*Data provided*

□ □ □ □

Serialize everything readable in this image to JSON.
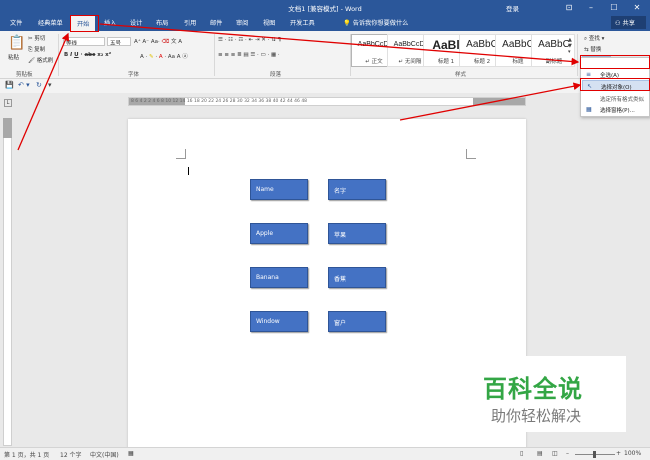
{
  "window": {
    "title": "文档1 [兼容模式] - Word",
    "login": "登录",
    "controls": [
      "⊡",
      "–",
      "☐",
      "✕"
    ]
  },
  "tabs": [
    "文件",
    "经典菜单",
    "开始",
    "插入",
    "设计",
    "布局",
    "引用",
    "邮件",
    "审阅",
    "视图",
    "开发工具"
  ],
  "tell_me": "告诉我你想要做什么",
  "share": "共享",
  "ribbon": {
    "clipboard": {
      "paste": "粘贴",
      "cut": "剪切",
      "copy": "复制",
      "format_painter": "格式刷",
      "label": "剪贴板"
    },
    "font": {
      "name": "等线",
      "size": "五号",
      "label": "字体"
    },
    "paragraph": {
      "label": "段落"
    },
    "styles": {
      "label": "样式",
      "items": [
        {
          "preview": "AaBbCcDı",
          "name": "↵ 正文"
        },
        {
          "preview": "AaBbCcDı",
          "name": "↵ 无间隔"
        },
        {
          "preview": "AaBl",
          "name": "标题 1"
        },
        {
          "preview": "AaBbC",
          "name": "标题 2"
        },
        {
          "preview": "AaBbC",
          "name": "标题"
        },
        {
          "preview": "AaBbC",
          "name": "副标题"
        }
      ]
    },
    "editing": {
      "find": "查找",
      "replace": "替换",
      "select": "选择"
    }
  },
  "select_menu": {
    "items": [
      {
        "label": "全选(A)",
        "icon": "≡"
      },
      {
        "label": "选择对象(O)",
        "icon": "↖"
      },
      {
        "label": "选定所有格式类似",
        "icon": ""
      },
      {
        "label": "选择窗格(P)...",
        "icon": "▦"
      }
    ]
  },
  "ruler": {
    "ticks": "8  6  4  2        2  4  6  8  10  12  14  16  18  20  22  24  26  28  30  32  34  36  38  40  42  44  46  48"
  },
  "document": {
    "cells": [
      [
        "Name",
        "名字"
      ],
      [
        "Apple",
        "苹果"
      ],
      [
        "Banana",
        "香蕉"
      ],
      [
        "Window",
        "窗户"
      ]
    ]
  },
  "status": {
    "page": "第 1 页，共 1 页",
    "words": "12 个字",
    "lang": "中文(中国)",
    "zoom": "100%"
  },
  "watermark": {
    "title": "百科全说",
    "subtitle": "助你轻松解决"
  }
}
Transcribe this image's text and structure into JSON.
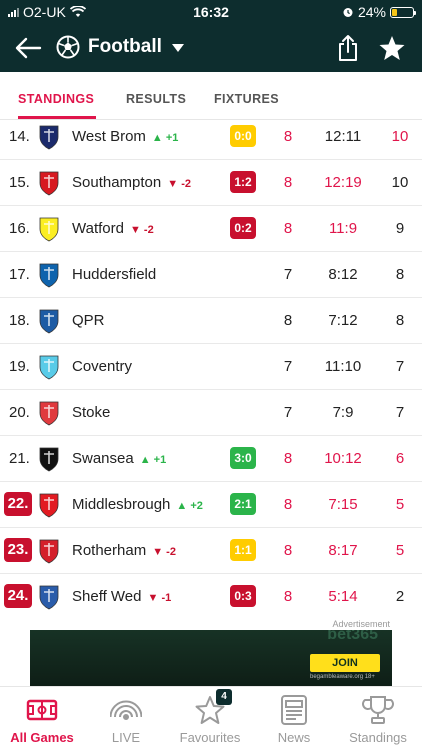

□ □ □ □

*Goal*
All the lines above are to be reproduced exactly, except the pictures.

*Final result*
Serialize everything readable in this image to JSON.
{
  "window": {
    "title": "文档1 [兼容模式] - Word",
    "login": "登录",
    "controls": [
      "⊡",
      "–",
      "☐",
      "✕"
    ]
  },
  "tabs": [
    "文件",
    "经典菜单",
    "开始",
    "插入",
    "设计",
    "布局",
    "引用",
    "邮件",
    "审阅",
    "视图",
    "开发工具"
  ],
  "tell_me": "告诉我你想要做什么",
  "share": "共享",
  "ribbon": {
    "clipboard": {
      "paste": "粘贴",
      "cut": "剪切",
      "copy": "复制",
      "format_painter": "格式刷",
      "label": "剪贴板"
    },
    "font": {
      "name": "等线",
      "size": "五号",
      "label": "字体"
    },
    "paragraph": {
      "label": "段落"
    },
    "styles": {
      "label": "样式",
      "items": [
        {
          "preview": "AaBbCcDı",
          "name": "↵ 正文"
        },
        {
          "preview": "AaBbCcDı",
          "name": "↵ 无间隔"
        },
        {
          "preview": "AaBl",
          "name": "标题 1"
        },
        {
          "preview": "AaBbC",
          "name": "标题 2"
        },
        {
          "preview": "AaBbC",
          "name": "标题"
        },
        {
          "preview": "AaBbC",
          "name": "副标题"
        }
      ]
    },
    "editing": {
      "find": "查找",
      "replace": "替换",
      "select": "选择"
    }
  },
  "select_menu": {
    "items": [
      {
        "label": "全选(A)",
        "icon": "≡"
      },
      {
        "label": "选择对象(O)",
        "icon": "↖"
      },
      {
        "label": "选定所有格式类似",
        "icon": ""
      },
      {
        "label": "选择窗格(P)...",
        "icon": "▦"
      }
    ]
  },
  "ruler": {
    "ticks": "8  6  4  2        2  4  6  8  10  12  14  16  18  20  22  24  26  28  30  32  34  36  38  40  42  44  46  48"
  },
  "document": {
    "cells": [
      [
        "Name",
        "名字"
      ],
      [
        "Apple",
        "苹果"
      ],
      [
        "Banana",
        "香蕉"
      ],
      [
        "Window",
        "窗户"
      ]
    ]
  },
  "status": {
    "page": "第 1 页，共 1 页",
    "words": "12 个字",
    "lang": "中文(中国)",
    "zoom": "100%"
  },
  "watermark": {
    "title": "百科全说",
    "subtitle": "助你轻松解决"
  }
}
Transcribe this image's text and structure into JSON.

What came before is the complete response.